— start of Record extracts —
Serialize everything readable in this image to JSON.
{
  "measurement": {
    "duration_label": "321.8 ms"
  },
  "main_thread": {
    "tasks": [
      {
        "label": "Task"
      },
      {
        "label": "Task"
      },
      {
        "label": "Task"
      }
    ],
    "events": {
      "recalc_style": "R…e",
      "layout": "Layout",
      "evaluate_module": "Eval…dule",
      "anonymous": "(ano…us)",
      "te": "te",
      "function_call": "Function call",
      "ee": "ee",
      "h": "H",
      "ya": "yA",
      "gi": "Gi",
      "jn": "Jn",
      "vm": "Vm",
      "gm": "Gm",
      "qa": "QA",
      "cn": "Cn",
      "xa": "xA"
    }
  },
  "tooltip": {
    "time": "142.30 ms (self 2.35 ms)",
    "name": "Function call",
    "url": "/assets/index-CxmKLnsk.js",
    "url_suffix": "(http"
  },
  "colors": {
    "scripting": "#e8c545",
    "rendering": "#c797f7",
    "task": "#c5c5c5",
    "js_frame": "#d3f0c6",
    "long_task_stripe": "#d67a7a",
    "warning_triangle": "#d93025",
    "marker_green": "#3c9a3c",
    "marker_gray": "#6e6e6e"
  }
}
— end of Record extracts —
* [Task directions]
Go through the material and select each line with the string "Function" in it.

* [Exercise result]
      "function_call": "Function call",
    "name": "Function call",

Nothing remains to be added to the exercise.